**Request**: Reproduce each line of the listing exactly.

— BEGIN Records for processing —

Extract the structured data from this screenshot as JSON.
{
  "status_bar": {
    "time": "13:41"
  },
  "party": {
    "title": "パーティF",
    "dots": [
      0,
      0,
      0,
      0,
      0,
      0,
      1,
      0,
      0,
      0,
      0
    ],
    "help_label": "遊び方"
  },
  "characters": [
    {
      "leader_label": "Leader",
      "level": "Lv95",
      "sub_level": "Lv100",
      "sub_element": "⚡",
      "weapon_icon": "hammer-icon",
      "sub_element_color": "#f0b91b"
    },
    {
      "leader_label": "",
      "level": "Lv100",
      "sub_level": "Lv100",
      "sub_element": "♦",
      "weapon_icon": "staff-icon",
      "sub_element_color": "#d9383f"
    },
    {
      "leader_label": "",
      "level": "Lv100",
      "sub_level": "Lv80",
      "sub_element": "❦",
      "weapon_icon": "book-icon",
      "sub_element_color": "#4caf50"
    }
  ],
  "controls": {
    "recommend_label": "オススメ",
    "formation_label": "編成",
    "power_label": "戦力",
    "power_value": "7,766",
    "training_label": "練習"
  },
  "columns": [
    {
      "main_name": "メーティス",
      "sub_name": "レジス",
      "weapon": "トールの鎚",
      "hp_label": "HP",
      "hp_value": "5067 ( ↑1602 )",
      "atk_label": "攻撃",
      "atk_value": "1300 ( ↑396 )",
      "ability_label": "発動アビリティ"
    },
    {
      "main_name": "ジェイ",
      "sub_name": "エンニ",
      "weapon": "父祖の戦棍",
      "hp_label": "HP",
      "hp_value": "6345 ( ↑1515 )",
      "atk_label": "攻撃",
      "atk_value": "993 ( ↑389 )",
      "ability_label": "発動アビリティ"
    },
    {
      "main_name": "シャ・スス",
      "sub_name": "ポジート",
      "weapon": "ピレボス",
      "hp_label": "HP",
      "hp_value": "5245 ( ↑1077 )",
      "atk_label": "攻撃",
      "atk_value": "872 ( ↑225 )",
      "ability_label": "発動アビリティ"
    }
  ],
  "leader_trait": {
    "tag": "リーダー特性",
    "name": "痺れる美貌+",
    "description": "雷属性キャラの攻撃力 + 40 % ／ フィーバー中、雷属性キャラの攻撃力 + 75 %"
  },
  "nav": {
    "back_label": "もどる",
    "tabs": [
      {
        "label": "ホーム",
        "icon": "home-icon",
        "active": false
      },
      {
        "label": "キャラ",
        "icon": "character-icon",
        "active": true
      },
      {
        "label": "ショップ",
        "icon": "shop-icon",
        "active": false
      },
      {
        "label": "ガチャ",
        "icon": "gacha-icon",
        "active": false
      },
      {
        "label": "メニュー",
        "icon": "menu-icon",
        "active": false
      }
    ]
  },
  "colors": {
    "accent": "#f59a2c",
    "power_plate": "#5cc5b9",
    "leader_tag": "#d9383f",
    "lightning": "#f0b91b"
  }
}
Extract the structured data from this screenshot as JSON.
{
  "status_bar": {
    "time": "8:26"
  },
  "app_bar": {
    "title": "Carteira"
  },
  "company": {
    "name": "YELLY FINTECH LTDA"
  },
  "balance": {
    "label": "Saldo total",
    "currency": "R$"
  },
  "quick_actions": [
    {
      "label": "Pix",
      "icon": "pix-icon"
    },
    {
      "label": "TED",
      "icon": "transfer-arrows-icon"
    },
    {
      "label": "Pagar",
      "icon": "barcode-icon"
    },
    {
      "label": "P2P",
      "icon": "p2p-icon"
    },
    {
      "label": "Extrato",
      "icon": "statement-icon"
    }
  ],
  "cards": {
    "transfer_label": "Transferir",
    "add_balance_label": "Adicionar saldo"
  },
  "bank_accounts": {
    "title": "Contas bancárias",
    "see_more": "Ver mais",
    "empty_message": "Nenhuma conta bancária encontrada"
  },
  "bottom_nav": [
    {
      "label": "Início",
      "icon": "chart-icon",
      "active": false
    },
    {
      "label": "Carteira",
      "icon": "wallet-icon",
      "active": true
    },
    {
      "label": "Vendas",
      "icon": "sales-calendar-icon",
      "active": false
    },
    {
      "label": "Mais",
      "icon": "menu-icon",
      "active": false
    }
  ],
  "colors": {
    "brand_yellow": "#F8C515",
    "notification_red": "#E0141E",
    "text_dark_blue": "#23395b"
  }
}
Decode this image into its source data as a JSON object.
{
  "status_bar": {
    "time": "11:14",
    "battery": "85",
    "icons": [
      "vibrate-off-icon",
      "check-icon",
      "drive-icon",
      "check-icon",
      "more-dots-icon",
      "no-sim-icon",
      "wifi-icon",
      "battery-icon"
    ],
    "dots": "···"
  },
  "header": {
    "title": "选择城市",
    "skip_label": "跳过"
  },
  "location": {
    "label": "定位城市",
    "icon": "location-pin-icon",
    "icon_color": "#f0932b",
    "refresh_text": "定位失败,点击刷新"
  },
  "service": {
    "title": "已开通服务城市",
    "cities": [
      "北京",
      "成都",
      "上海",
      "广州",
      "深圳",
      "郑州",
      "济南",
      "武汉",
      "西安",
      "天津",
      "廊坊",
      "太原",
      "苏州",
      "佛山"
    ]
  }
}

— END Records for processing —

**Finished exercise**:
Extract the structured data from this screenshot as JSON.
{
  "status_bar": {
    "time": "13:41"
  },
  "party": {
    "title": "パーティF",
    "dots": [
      0,
      0,
      0,
      0,
      0,
      0,
      1,
      0,
      0,
      0,
      0
    ],
    "help_label": "遊び方"
  },
  "characters": [
    {
      "leader_label": "Leader",
      "level": "Lv95",
      "sub_level": "Lv100",
      "sub_element": "⚡",
      "weapon_icon": "hammer-icon",
      "sub_element_color": "#f0b91b"
    },
    {
      "leader_label": "",
      "level": "Lv100",
      "sub_level": "Lv100",
      "sub_element": "♦",
      "weapon_icon": "staff-icon",
      "sub_element_color": "#d9383f"
    },
    {
      "leader_label": "",
      "level": "Lv100",
      "sub_level": "Lv80",
      "sub_element": "❦",
      "weapon_icon": "book-icon",
      "sub_element_color": "#4caf50"
    }
  ],
  "controls": {
    "recommend_label": "オススメ",
    "formation_label": "編成",
    "power_label": "戦力",
    "power_value": "7,766",
    "training_label": "練習"
  },
  "columns": [
    {
      "main_name": "メーティス",
      "sub_name": "レジス",
      "weapon": "トールの鎚",
      "hp_label": "HP",
      "hp_value": "5067 ( ↑1602 )",
      "atk_label": "攻撃",
      "atk_value": "1300 ( ↑396 )",
      "ability_label": "発動アビリティ"
    },
    {
      "main_name": "ジェイ",
      "sub_name": "エンニ",
      "weapon": "父祖の戦棍",
      "hp_label": "HP",
      "hp_value": "6345 ( ↑1515 )",
      "atk_label": "攻撃",
      "atk_value": "993 ( ↑389 )",
      "ability_label": "発動アビリティ"
    },
    {
      "main_name": "シャ・スス",
      "sub_name": "ポジート",
      "weapon": "ピレボス",
      "hp_label": "HP",
      "hp_value": "5245 ( ↑1077 )",
      "atk_label": "攻撃",
      "atk_value": "872 ( ↑225 )",
      "ability_label": "発動アビリティ"
    }
  ],
  "leader_trait": {
    "tag": "リーダー特性",
    "name": "痺れる美貌+",
    "description": "雷属性キャラの攻撃力 + 40 % ／ フィーバー中、雷属性キャラの攻撃力 + 75 %"
  },
  "nav": {
    "back_label": "もどる",
    "tabs": [
      {
        "label": "ホーム",
        "icon": "home-icon",
        "active": false
      },
      {
        "label": "キャラ",
        "icon": "character-icon",
        "active": true
      },
      {
        "label": "ショップ",
        "icon": "shop-icon",
        "active": false
      },
      {
        "label": "ガチャ",
        "icon": "gacha-icon",
        "active": false
      },
      {
        "label": "メニュー",
        "icon": "menu-icon",
        "active": false
      }
    ]
  },
  "colors": {
    "accent": "#f59a2c",
    "power_plate": "#5cc5b9",
    "leader_tag": "#d9383f",
    "lightning": "#f0b91b"
  }
}
Extract the structured data from this screenshot as JSON.
{
  "status_bar": {
    "time": "8:26"
  },
  "app_bar": {
    "title": "Carteira"
  },
  "company": {
    "name": "YELLY FINTECH LTDA"
  },
  "balance": {
    "label": "Saldo total",
    "currency": "R$"
  },
  "quick_actions": [
    {
      "label": "Pix",
      "icon": "pix-icon"
    },
    {
      "label": "TED",
      "icon": "transfer-arrows-icon"
    },
    {
      "label": "Pagar",
      "icon": "barcode-icon"
    },
    {
      "label": "P2P",
      "icon": "p2p-icon"
    },
    {
      "label": "Extrato",
      "icon": "statement-icon"
    }
  ],
  "cards": {
    "transfer_label": "Transferir",
    "add_balance_label": "Adicionar saldo"
  },
  "bank_accounts": {
    "title": "Contas bancárias",
    "see_more": "Ver mais",
    "empty_message": "Nenhuma conta bancária encontrada"
  },
  "bottom_nav": [
    {
      "label": "Início",
      "icon": "chart-icon",
      "active": false
    },
    {
      "label": "Carteira",
      "icon": "wallet-icon",
      "active": true
    },
    {
      "label": "Vendas",
      "icon": "sales-calendar-icon",
      "active": false
    },
    {
      "label": "Mais",
      "icon": "menu-icon",
      "active": false
    }
  ],
  "colors": {
    "brand_yellow": "#F8C515",
    "notification_red": "#E0141E",
    "text_dark_blue": "#23395b"
  }
}
Decode this image into its source data as a JSON object.
{
  "status_bar": {
    "time": "11:14",
    "battery": "85",
    "icons": [
      "vibrate-off-icon",
      "check-icon",
      "drive-icon",
      "check-icon",
      "more-dots-icon",
      "no-sim-icon",
      "wifi-icon",
      "battery-icon"
    ],
    "dots": "···"
  },
  "header": {
    "title": "选择城市",
    "skip_label": "跳过"
  },
  "location": {
    "label": "定位城市",
    "icon": "location-pin-icon",
    "icon_color": "#f0932b",
    "refresh_text": "定位失败,点击刷新"
  },
  "service": {
    "title": "已开通服务城市",
    "cities": [
      "北京",
      "成都",
      "上海",
      "广州",
      "深圳",
      "郑州",
      "济南",
      "武汉",
      "西安",
      "天津",
      "廊坊",
      "太原",
      "苏州",
      "佛山"
    ]
  }
}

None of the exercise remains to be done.